**Required task**
Repeat the full listing, word for word.
********
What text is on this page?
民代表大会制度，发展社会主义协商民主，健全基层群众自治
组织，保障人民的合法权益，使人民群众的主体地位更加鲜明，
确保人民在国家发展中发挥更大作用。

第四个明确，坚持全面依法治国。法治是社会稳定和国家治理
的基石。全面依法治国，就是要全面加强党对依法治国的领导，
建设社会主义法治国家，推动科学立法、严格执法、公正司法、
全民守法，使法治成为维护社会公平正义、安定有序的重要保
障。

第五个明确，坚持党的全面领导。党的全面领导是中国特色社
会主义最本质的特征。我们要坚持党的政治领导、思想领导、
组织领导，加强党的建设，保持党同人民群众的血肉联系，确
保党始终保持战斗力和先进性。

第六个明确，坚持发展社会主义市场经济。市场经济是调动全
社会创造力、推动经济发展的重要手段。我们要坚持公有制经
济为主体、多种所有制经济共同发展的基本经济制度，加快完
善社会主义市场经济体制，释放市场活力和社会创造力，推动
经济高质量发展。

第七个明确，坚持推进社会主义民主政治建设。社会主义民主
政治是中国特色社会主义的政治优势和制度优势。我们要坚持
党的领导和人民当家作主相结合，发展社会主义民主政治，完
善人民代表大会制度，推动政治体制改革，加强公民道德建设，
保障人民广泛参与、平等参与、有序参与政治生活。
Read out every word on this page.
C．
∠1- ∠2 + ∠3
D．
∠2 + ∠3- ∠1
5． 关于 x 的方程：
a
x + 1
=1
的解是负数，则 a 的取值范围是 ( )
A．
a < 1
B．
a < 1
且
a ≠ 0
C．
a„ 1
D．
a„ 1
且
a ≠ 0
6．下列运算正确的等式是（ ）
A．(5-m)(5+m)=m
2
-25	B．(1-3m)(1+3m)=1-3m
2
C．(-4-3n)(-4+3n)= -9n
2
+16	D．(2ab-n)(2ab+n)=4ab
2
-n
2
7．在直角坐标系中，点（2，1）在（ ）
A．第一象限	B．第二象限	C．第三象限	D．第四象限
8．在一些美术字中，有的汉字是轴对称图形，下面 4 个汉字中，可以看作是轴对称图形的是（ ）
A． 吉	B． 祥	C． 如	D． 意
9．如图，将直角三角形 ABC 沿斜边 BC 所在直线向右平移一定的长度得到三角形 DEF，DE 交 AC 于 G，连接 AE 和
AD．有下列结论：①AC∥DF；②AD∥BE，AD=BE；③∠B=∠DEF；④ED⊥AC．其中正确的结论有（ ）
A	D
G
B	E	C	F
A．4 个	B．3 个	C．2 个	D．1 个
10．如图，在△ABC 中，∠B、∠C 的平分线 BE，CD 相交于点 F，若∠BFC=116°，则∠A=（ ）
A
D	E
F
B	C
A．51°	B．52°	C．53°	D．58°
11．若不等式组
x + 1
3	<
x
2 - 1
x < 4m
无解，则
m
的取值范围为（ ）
********
**Final result**
What text is on this page?
民代表大会制度，发展社会主义协商民主，健全基层群众自治
组织，保障人民的合法权益，使人民群众的主体地位更加鲜明，
确保人民在国家发展中发挥更大作用。

第四个明确，坚持全面依法治国。法治是社会稳定和国家治理
的基石。全面依法治国，就是要全面加强党对依法治国的领导，
建设社会主义法治国家，推动科学立法、严格执法、公正司法、
全民守法，使法治成为维护社会公平正义、安定有序的重要保
障。

第五个明确，坚持党的全面领导。党的全面领导是中国特色社
会主义最本质的特征。我们要坚持党的政治领导、思想领导、
组织领导，加强党的建设，保持党同人民群众的血肉联系，确
保党始终保持战斗力和先进性。

第六个明确，坚持发展社会主义市场经济。市场经济是调动全
社会创造力、推动经济发展的重要手段。我们要坚持公有制经
济为主体、多种所有制经济共同发展的基本经济制度，加快完
善社会主义市场经济体制，释放市场活力和社会创造力，推动
经济高质量发展。

第七个明确，坚持推进社会主义民主政治建设。社会主义民主
政治是中国特色社会主义的政治优势和制度优势。我们要坚持
党的领导和人民当家作主相结合，发展社会主义民主政治，完
善人民代表大会制度，推动政治体制改革，加强公民道德建设，
保障人民广泛参与、平等参与、有序参与政治生活。
Read out every word on this page.
C．
∠1- ∠2 + ∠3
D．
∠2 + ∠3- ∠1
5． 关于 x 的方程：
a
x + 1
=1
的解是负数，则 a 的取值范围是 ( )
A．
a < 1
B．
a < 1
且
a ≠ 0
C．
a„ 1
D．
a„ 1
且
a ≠ 0
6．下列运算正确的等式是（ ）
A．(5-m)(5+m)=m
2
-25	B．(1-3m)(1+3m)=1-3m
2
C．(-4-3n)(-4+3n)= -9n
2
+16	D．(2ab-n)(2ab+n)=4ab
2
-n
2
7．在直角坐标系中，点（2，1）在（ ）
A．第一象限	B．第二象限	C．第三象限	D．第四象限
8．在一些美术字中，有的汉字是轴对称图形，下面 4 个汉字中，可以看作是轴对称图形的是（ ）
A． 吉	B． 祥	C． 如	D． 意
9．如图，将直角三角形 ABC 沿斜边 BC 所在直线向右平移一定的长度得到三角形 DEF，DE 交 AC 于 G，连接 AE 和
AD．有下列结论：①AC∥DF；②AD∥BE，AD=BE；③∠B=∠DEF；④ED⊥AC．其中正确的结论有（ ）
A	D
G
B	E	C	F
A．4 个	B．3 个	C．2 个	D．1 个
10．如图，在△ABC 中，∠B、∠C 的平分线 BE，CD 相交于点 F，若∠BFC=116°，则∠A=（ ）
A
D	E
F
B	C
A．51°	B．52°	C．53°	D．58°
11．若不等式组
x + 1
3	<
x
2 - 1
x < 4m
无解，则
m
的取值范围为（ ）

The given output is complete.